## What is being asked
Quote the rows that follow, line for line, leaving out the pictures.

Extracted records:
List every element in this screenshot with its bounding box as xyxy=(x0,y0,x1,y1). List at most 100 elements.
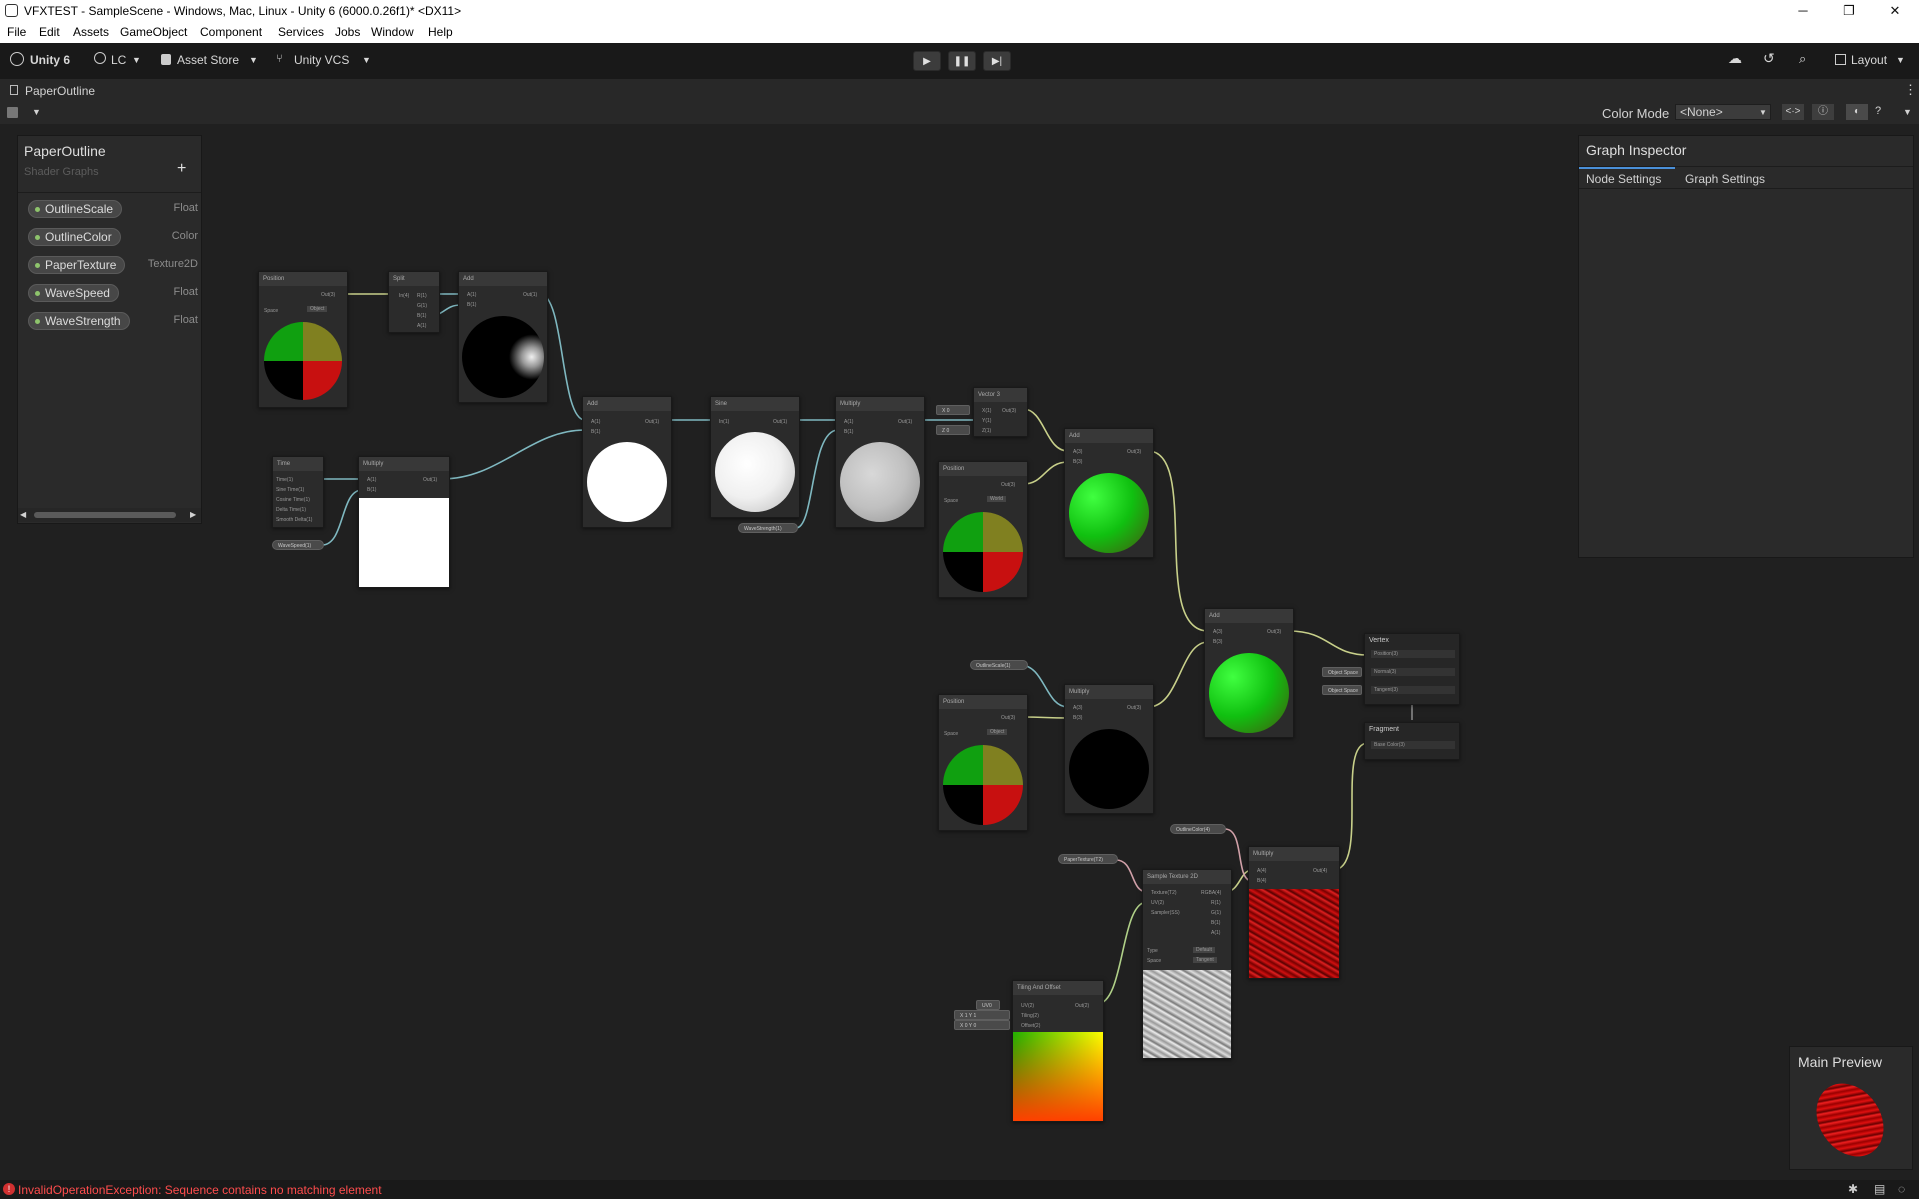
tiling-fields[interactable]: X 1 Y 1 xyxy=(954,1010,1010,1020)
port-offset[interactable]: Offset(2) xyxy=(1021,1023,1040,1029)
port-b[interactable]: B(1) xyxy=(844,429,853,435)
progress-icon[interactable]: ◌ xyxy=(1898,1182,1905,1196)
wavespeed-property-node[interactable]: WaveSpeed(1) xyxy=(272,540,324,550)
node-sample-texture-2d[interactable]: Sample Texture 2D Texture(T2) UV(2) Samp… xyxy=(1142,869,1232,1059)
node-time[interactable]: Time Time(1) Sine Time(1) Cosine Time(1)… xyxy=(272,456,324,528)
port-b[interactable]: B(1) xyxy=(1211,920,1220,926)
port-smooth-delta[interactable]: Smooth Delta(1) xyxy=(276,517,312,523)
port-b[interactable]: B(1) xyxy=(367,487,376,493)
port-delta-time[interactable]: Delta Time(1) xyxy=(276,507,306,513)
port-out[interactable]: Out(1) xyxy=(645,419,659,425)
port-tiling[interactable]: Tiling(2) xyxy=(1021,1013,1039,1019)
port-a[interactable]: A(1) xyxy=(417,323,426,329)
property-row-outlinecolor[interactable]: OutlineColor Color xyxy=(28,228,198,248)
port-b[interactable]: B(3) xyxy=(1073,459,1082,465)
offset-fields[interactable]: X 0 Y 0 xyxy=(954,1020,1010,1030)
scroll-left-icon[interactable]: ◀ xyxy=(20,510,26,519)
port-out[interactable]: Out(3) xyxy=(321,292,335,298)
wavestrength-property-node[interactable]: WaveStrength(1) xyxy=(738,523,798,533)
node-multiply[interactable]: Multiply A(4) B(4) Out(4) xyxy=(1248,846,1340,979)
property-row-outlinescale[interactable]: OutlineScale Float xyxy=(28,200,198,220)
node-vector3[interactable]: Vector 3 X(1) Y(1) Z(1) Out(3) xyxy=(973,387,1028,437)
port-b[interactable]: B(3) xyxy=(1213,639,1222,645)
property-row-wavespeed[interactable]: WaveSpeed Float xyxy=(28,284,198,304)
node-position[interactable]: Position Out(3) Space Object xyxy=(258,271,348,408)
debug-icon[interactable]: ✱ xyxy=(1848,1182,1858,1196)
port-normal[interactable]: Normal(3) xyxy=(1371,668,1455,676)
port-out[interactable]: Out(1) xyxy=(773,419,787,425)
port-out[interactable]: Out(3) xyxy=(1002,408,1016,414)
node-add[interactable]: Add A(3) B(3) Out(3) xyxy=(1064,428,1154,558)
port-position[interactable]: Position(3) xyxy=(1371,650,1455,658)
node-add[interactable]: Add A(1) B(1) Out(1) xyxy=(582,396,672,528)
vector3-z-field[interactable]: Z 0 xyxy=(936,425,970,435)
property-pill[interactable]: WaveStrength xyxy=(28,312,130,330)
node-add[interactable]: Add A(3) B(3) Out(3) xyxy=(1204,608,1294,738)
node-add[interactable]: Add A(1) B(1) Out(1) xyxy=(458,271,548,403)
port-x[interactable]: X(1) xyxy=(982,408,991,414)
port-b[interactable]: B(4) xyxy=(1257,878,1266,884)
node-multiply[interactable]: Multiply A(1) B(1) Out(1) xyxy=(835,396,925,528)
port-b[interactable]: B(1) xyxy=(417,313,426,319)
node-position[interactable]: Position Out(3) Space World xyxy=(938,461,1028,598)
port-out[interactable]: Out(3) xyxy=(1127,705,1141,711)
property-row-papertexture[interactable]: PaperTexture Texture2D xyxy=(28,256,198,276)
port-out[interactable]: Out(2) xyxy=(1075,1003,1089,1009)
port-sampler[interactable]: Sampler(SS) xyxy=(1151,910,1180,916)
port-rgba[interactable]: RGBA(4) xyxy=(1201,890,1221,896)
horizontal-scrollbar[interactable]: ◀ ▶ xyxy=(18,508,201,522)
scroll-right-icon[interactable]: ▶ xyxy=(190,510,196,519)
port-cosine-time[interactable]: Cosine Time(1) xyxy=(276,497,310,503)
tangent-space-chip[interactable]: Object Space xyxy=(1322,685,1362,695)
tab-node-settings[interactable]: Node Settings xyxy=(1579,167,1675,187)
port-b[interactable]: B(1) xyxy=(591,429,600,435)
add-property-button[interactable]: + xyxy=(177,160,186,178)
port-r[interactable]: R(1) xyxy=(417,293,427,299)
port-b[interactable]: B(1) xyxy=(467,302,476,308)
port-base-color[interactable]: Base Color(3) xyxy=(1371,741,1455,749)
status-message[interactable]: InvalidOperationException: Sequence cont… xyxy=(18,1183,382,1197)
port-time[interactable]: Time(1) xyxy=(276,477,293,483)
port-g[interactable]: G(1) xyxy=(1211,910,1221,916)
port-out[interactable]: Out(3) xyxy=(1001,482,1015,488)
property-row-wavestrength[interactable]: WaveStrength Float xyxy=(28,312,198,332)
port-out[interactable]: Out(3) xyxy=(1127,449,1141,455)
preview-mesh[interactable] xyxy=(1802,1070,1898,1170)
node-tiling-and-offset[interactable]: Tiling And Offset UV(2) Tiling(2) Offset… xyxy=(1012,980,1104,1122)
uv-channel-dropdown[interactable]: UV0 xyxy=(976,1000,1000,1010)
port-out[interactable]: Out(1) xyxy=(898,419,912,425)
port-out[interactable]: Out(1) xyxy=(523,292,537,298)
property-pill[interactable]: OutlineColor xyxy=(28,228,121,246)
port-r[interactable]: R(1) xyxy=(1211,900,1221,906)
port-a[interactable]: A(4) xyxy=(1257,868,1266,874)
port-a[interactable]: A(3) xyxy=(1213,629,1222,635)
port-out[interactable]: Out(3) xyxy=(1267,629,1281,635)
outlinecolor-property-node[interactable]: OutlineColor(4) xyxy=(1170,824,1226,834)
node-position[interactable]: Position Out(3) Space Object xyxy=(938,694,1028,831)
property-pill[interactable]: WaveSpeed xyxy=(28,284,119,302)
port-uv[interactable]: UV(2) xyxy=(1021,1003,1034,1009)
port-a[interactable]: A(1) xyxy=(591,419,600,425)
node-multiply[interactable]: Multiply A(3) B(3) Out(3) xyxy=(1064,684,1154,814)
papertexture-property-node[interactable]: PaperTexture(T2) xyxy=(1058,854,1118,864)
node-multiply[interactable]: Multiply A(1) B(1) Out(1) xyxy=(358,456,450,588)
console-icon[interactable]: ▤ xyxy=(1874,1182,1885,1196)
port-a[interactable]: A(1) xyxy=(367,477,376,483)
normal-space-chip[interactable]: Object Space xyxy=(1322,667,1362,677)
scrollbar-thumb[interactable] xyxy=(34,512,176,518)
port-out[interactable]: Out(3) xyxy=(1001,715,1015,721)
port-in[interactable]: In(4) xyxy=(399,293,409,299)
port-uv[interactable]: UV(2) xyxy=(1151,900,1164,906)
port-texture[interactable]: Texture(T2) xyxy=(1151,890,1177,896)
port-a[interactable]: A(1) xyxy=(467,292,476,298)
port-b[interactable]: B(3) xyxy=(1073,715,1082,721)
port-a[interactable]: A(1) xyxy=(844,419,853,425)
node-split[interactable]: Split In(4) R(1) G(1) B(1) A(1) xyxy=(388,271,440,333)
space-dropdown[interactable]: Object xyxy=(307,306,328,312)
fragment-stack[interactable]: Fragment Base Color(3) xyxy=(1364,722,1460,760)
property-pill[interactable]: PaperTexture xyxy=(28,256,126,274)
vector3-x-field[interactable]: X 0 xyxy=(936,405,970,415)
outlinescale-property-node[interactable]: OutlineScale(1) xyxy=(970,660,1028,670)
port-a[interactable]: A(3) xyxy=(1073,705,1082,711)
type-dropdown[interactable]: Default xyxy=(1193,947,1215,953)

## The result
List every element in this screenshot with its bounding box as xyxy=(x0,y0,x1,y1). List at most 100 elements.
tiling-fields[interactable]: X 1 Y 1 xyxy=(954,1010,1010,1020)
port-offset[interactable]: Offset(2) xyxy=(1021,1023,1040,1029)
port-b[interactable]: B(1) xyxy=(844,429,853,435)
progress-icon[interactable]: ◌ xyxy=(1898,1182,1905,1196)
wavespeed-property-node[interactable]: WaveSpeed(1) xyxy=(272,540,324,550)
node-sample-texture-2d[interactable]: Sample Texture 2D Texture(T2) UV(2) Samp… xyxy=(1142,869,1232,1059)
node-time[interactable]: Time Time(1) Sine Time(1) Cosine Time(1)… xyxy=(272,456,324,528)
port-b[interactable]: B(1) xyxy=(1211,920,1220,926)
port-smooth-delta[interactable]: Smooth Delta(1) xyxy=(276,517,312,523)
port-b[interactable]: B(1) xyxy=(367,487,376,493)
port-delta-time[interactable]: Delta Time(1) xyxy=(276,507,306,513)
port-out[interactable]: Out(1) xyxy=(645,419,659,425)
port-tiling[interactable]: Tiling(2) xyxy=(1021,1013,1039,1019)
port-a[interactable]: A(1) xyxy=(417,323,426,329)
property-row-outlinecolor[interactable]: OutlineColor Color xyxy=(28,228,198,248)
port-b[interactable]: B(3) xyxy=(1073,459,1082,465)
offset-fields[interactable]: X 0 Y 0 xyxy=(954,1020,1010,1030)
scroll-left-icon[interactable]: ◀ xyxy=(20,510,26,519)
port-out[interactable]: Out(3) xyxy=(321,292,335,298)
wavestrength-property-node[interactable]: WaveStrength(1) xyxy=(738,523,798,533)
node-multiply[interactable]: Multiply A(4) B(4) Out(4) xyxy=(1248,846,1340,979)
property-row-outlinescale[interactable]: OutlineScale Float xyxy=(28,200,198,220)
node-vector3[interactable]: Vector 3 X(1) Y(1) Z(1) Out(3) xyxy=(973,387,1028,437)
port-b[interactable]: B(3) xyxy=(1213,639,1222,645)
property-row-wavespeed[interactable]: WaveSpeed Float xyxy=(28,284,198,304)
node-position[interactable]: Position Out(3) Space Object xyxy=(258,271,348,408)
debug-icon[interactable]: ✱ xyxy=(1848,1182,1858,1196)
port-normal[interactable]: Normal(3) xyxy=(1371,668,1455,676)
port-out[interactable]: Out(1) xyxy=(773,419,787,425)
port-out[interactable]: Out(3) xyxy=(1002,408,1016,414)
node-add[interactable]: Add A(3) B(3) Out(3) xyxy=(1064,428,1154,558)
port-position[interactable]: Position(3) xyxy=(1371,650,1455,658)
node-add[interactable]: Add A(1) B(1) Out(1) xyxy=(582,396,672,528)
vector3-z-field[interactable]: Z 0 xyxy=(936,425,970,435)
property-pill[interactable]: WaveStrength xyxy=(28,312,130,330)
node-add[interactable]: Add A(3) B(3) Out(3) xyxy=(1204,608,1294,738)
node-add[interactable]: Add A(1) B(1) Out(1) xyxy=(458,271,548,403)
port-x[interactable]: X(1) xyxy=(982,408,991,414)
port-b[interactable]: B(4) xyxy=(1257,878,1266,884)
node-multiply[interactable]: Multiply A(1) B(1) Out(1) xyxy=(835,396,925,528)
port-b[interactable]: B(1) xyxy=(417,313,426,319)
node-position[interactable]: Position Out(3) Space World xyxy=(938,461,1028,598)
port-out[interactable]: Out(3) xyxy=(1127,705,1141,711)
property-row-papertexture[interactable]: PaperTexture Texture2D xyxy=(28,256,198,276)
port-out[interactable]: Out(2) xyxy=(1075,1003,1089,1009)
port-sampler[interactable]: Sampler(SS) xyxy=(1151,910,1180,916)
port-rgba[interactable]: RGBA(4) xyxy=(1201,890,1221,896)
horizontal-scrollbar[interactable]: ◀ ▶ xyxy=(18,508,201,522)
scroll-right-icon[interactable]: ▶ xyxy=(190,510,196,519)
port-cosine-time[interactable]: Cosine Time(1) xyxy=(276,497,310,503)
tangent-space-chip[interactable]: Object Space xyxy=(1322,685,1362,695)
tab-node-settings[interactable]: Node Settings xyxy=(1579,167,1675,187)
port-b[interactable]: B(1) xyxy=(591,429,600,435)
add-property-button[interactable]: + xyxy=(177,160,186,178)
port-r[interactable]: R(1) xyxy=(417,293,427,299)
port-b[interactable]: B(1) xyxy=(467,302,476,308)
port-base-color[interactable]: Base Color(3) xyxy=(1371,741,1455,749)
status-message[interactable]: InvalidOperationException: Sequence cont… xyxy=(18,1183,382,1197)
port-time[interactable]: Time(1) xyxy=(276,477,293,483)
port-g[interactable]: G(1) xyxy=(1211,910,1221,916)
port-out[interactable]: Out(3) xyxy=(1001,482,1015,488)
property-row-wavestrength[interactable]: WaveStrength Float xyxy=(28,312,198,332)
port-out[interactable]: Out(3) xyxy=(1127,449,1141,455)
preview-mesh[interactable] xyxy=(1802,1070,1898,1170)
node-tiling-and-offset[interactable]: Tiling And Offset UV(2) Tiling(2) Offset… xyxy=(1012,980,1104,1122)
uv-channel-dropdown[interactable]: UV0 xyxy=(976,1000,1000,1010)
port-out[interactable]: Out(1) xyxy=(898,419,912,425)
port-out[interactable]: Out(1) xyxy=(523,292,537,298)
property-pill[interactable]: OutlineColor xyxy=(28,228,121,246)
port-r[interactable]: R(1) xyxy=(1211,900,1221,906)
port-a[interactable]: A(4) xyxy=(1257,868,1266,874)
port-a[interactable]: A(3) xyxy=(1213,629,1222,635)
port-out[interactable]: Out(3) xyxy=(1267,629,1281,635)
outlinecolor-property-node[interactable]: OutlineColor(4) xyxy=(1170,824,1226,834)
node-position[interactable]: Position Out(3) Space Object xyxy=(938,694,1028,831)
property-pill[interactable]: WaveSpeed xyxy=(28,284,119,302)
port-uv[interactable]: UV(2) xyxy=(1021,1003,1034,1009)
port-a[interactable]: A(1) xyxy=(591,419,600,425)
node-multiply[interactable]: Multiply A(3) B(3) Out(3) xyxy=(1064,684,1154,814)
papertexture-property-node[interactable]: PaperTexture(T2) xyxy=(1058,854,1118,864)
node-multiply[interactable]: Multiply A(1) B(1) Out(1) xyxy=(358,456,450,588)
console-icon[interactable]: ▤ xyxy=(1874,1182,1885,1196)
port-a[interactable]: A(1) xyxy=(367,477,376,483)
normal-space-chip[interactable]: Object Space xyxy=(1322,667,1362,677)
scrollbar-thumb[interactable] xyxy=(34,512,176,518)
port-out[interactable]: Out(3) xyxy=(1001,715,1015,721)
port-in[interactable]: In(4) xyxy=(399,293,409,299)
port-uv[interactable]: UV(2) xyxy=(1151,900,1164,906)
port-texture[interactable]: Texture(T2) xyxy=(1151,890,1177,896)
port-a[interactable]: A(1) xyxy=(467,292,476,298)
port-b[interactable]: B(3) xyxy=(1073,715,1082,721)
port-a[interactable]: A(1) xyxy=(844,419,853,425)
node-split[interactable]: Split In(4) R(1) G(1) B(1) A(1) xyxy=(388,271,440,333)
space-dropdown[interactable]: Object xyxy=(307,306,328,312)
fragment-stack[interactable]: Fragment Base Color(3) xyxy=(1364,722,1460,760)
property-pill[interactable]: PaperTexture xyxy=(28,256,126,274)
vector3-x-field[interactable]: X 0 xyxy=(936,405,970,415)
outlinescale-property-node[interactable]: OutlineScale(1) xyxy=(970,660,1028,670)
port-a[interactable]: A(3) xyxy=(1073,705,1082,711)
type-dropdown[interactable]: Default xyxy=(1193,947,1215,953)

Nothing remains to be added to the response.